(Stored records)
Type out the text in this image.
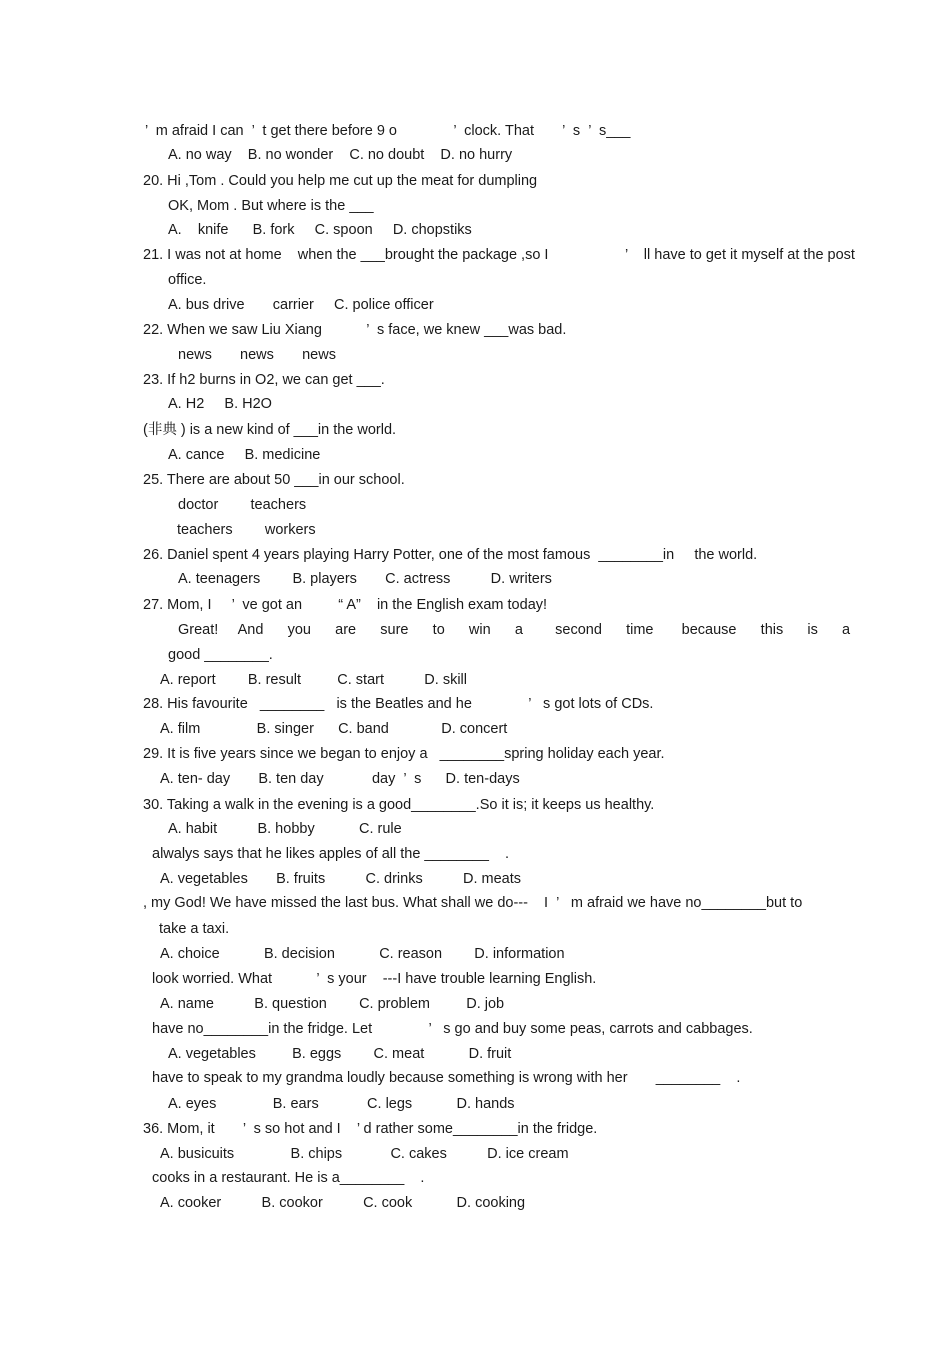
’  m afraid I can  ’  t get there before 9 o              ’  clock. That       ’  s  ’  s___
A. no way    B. no wonder    C. no doubt    D. no hurry
20. Hi ,Tom . Could you help me cut up the meat for dumpling
OK, Mom . But where is the ___
A.    knife      B. fork     C. spoon     D. chopstiks
21. I was not at home    when the ___brought the package ,so I                   ’    ll have to get it myself at the post
office.
A. bus drive       carrier     C. police officer
22. When we saw Liu Xiang           ’  s face, we knew ___was bad.
news       news       news
23. If h2 burns in O2, we can get ___.
A. H2     B. H2O
(非典 ) is a new kind of ___in the world.
A. cance     B. medicine
25. There are about 50 ___in our school.
doctor        teachers
teachers        workers
26. Daniel spent 4 years playing Harry Potter, one of the most famous  ________in     the world.
A. teenagers        B. players       C. actress          D. writers
27. Mom, I     ’  ve got an         “ A”    in the English exam today!
Great!     And      you      are      sure      to      win      a        second      time       because      this      is      a
good ________.
A. report        B. result         C. start          D. skill
28. His favourite   ________   is the Beatles and he              ’   s got lots of CDs.
A. film              B. singer      C. band             D. concert
29. It is five years since we began to enjoy a   ________spring holiday each year.
A. ten- day       B. ten day            day  ’  s      D. ten-days
30. Taking a walk in the evening is a good________.So it is; it keeps us healthy.
A. habit          B. hobby           C. rule
alwalys says that he likes apples of all the ________    .
A. vegetables       B. fruits          C. drinks          D. meats
, my God! We have missed the last bus. What shall we do---    I  ’   m afraid we have no________but to
take a taxi.
A. choice           B. decision           C. reason        D. information
look worried. What           ’  s your    ---I have trouble learning English.
A. name          B. question        C. problem         D. job
have no________in the fridge. Let              ’   s go and buy some peas, carrots and cabbages.
A. vegetables         B. eggs        C. meat           D. fruit
have to speak to my grandma loudly because something is wrong with her       ________    .
A. eyes              B. ears            C. legs           D. hands
36. Mom, it       ’  s so hot and I    ’ d rather some________in the fridge.
A. busicuits              B. chips            C. cakes          D. ice cream
cooks in a restaurant. He is a________    .
A. cooker          B. cookor          C. cook           D. cooking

*WHAT IS BEING ASKED:* Transcribe the material exactly, leaving every picture out.

*COMPLETE OUTPUT:*
Type out the text in this image.
’  m afraid I can  ’  t get there before 9 o              ’  clock. That       ’  s  ’  s___
A. no way    B. no wonder    C. no doubt    D. no hurry
20. Hi ,Tom . Could you help me cut up the meat for dumpling
OK, Mom . But where is the ___
A.    knife      B. fork     C. spoon     D. chopstiks
21. I was not at home    when the ___brought the package ,so I                   ’    ll have to get it myself at the post
office.
A. bus drive       carrier     C. police officer
22. When we saw Liu Xiang           ’  s face, we knew ___was bad.
news       news       news
23. If h2 burns in O2, we can get ___.
A. H2     B. H2O
(非典 ) is a new kind of ___in the world.
A. cance     B. medicine
25. There are about 50 ___in our school.
doctor        teachers
teachers        workers
26. Daniel spent 4 years playing Harry Potter, one of the most famous  ________in     the world.
A. teenagers        B. players       C. actress          D. writers
27. Mom, I     ’  ve got an         “ A”    in the English exam today!
Great!     And      you      are      sure      to      win      a        second      time       because      this      is      a
good ________.
A. report        B. result         C. start          D. skill
28. His favourite   ________   is the Beatles and he              ’   s got lots of CDs.
A. film              B. singer      C. band             D. concert
29. It is five years since we began to enjoy a   ________spring holiday each year.
A. ten- day       B. ten day            day  ’  s      D. ten-days
30. Taking a walk in the evening is a good________.So it is; it keeps us healthy.
A. habit          B. hobby           C. rule
alwalys says that he likes apples of all the ________    .
A. vegetables       B. fruits          C. drinks          D. meats
, my God! We have missed the last bus. What shall we do---    I  ’   m afraid we have no________but to
take a taxi.
A. choice           B. decision           C. reason        D. information
look worried. What           ’  s your    ---I have trouble learning English.
A. name          B. question        C. problem         D. job
have no________in the fridge. Let              ’   s go and buy some peas, carrots and cabbages.
A. vegetables         B. eggs        C. meat           D. fruit
have to speak to my grandma loudly because something is wrong with her       ________    .
A. eyes              B. ears            C. legs           D. hands
36. Mom, it       ’  s so hot and I    ’ d rather some________in the fridge.
A. busicuits              B. chips            C. cakes          D. ice cream
cooks in a restaurant. He is a________    .
A. cooker          B. cookor          C. cook           D. cooking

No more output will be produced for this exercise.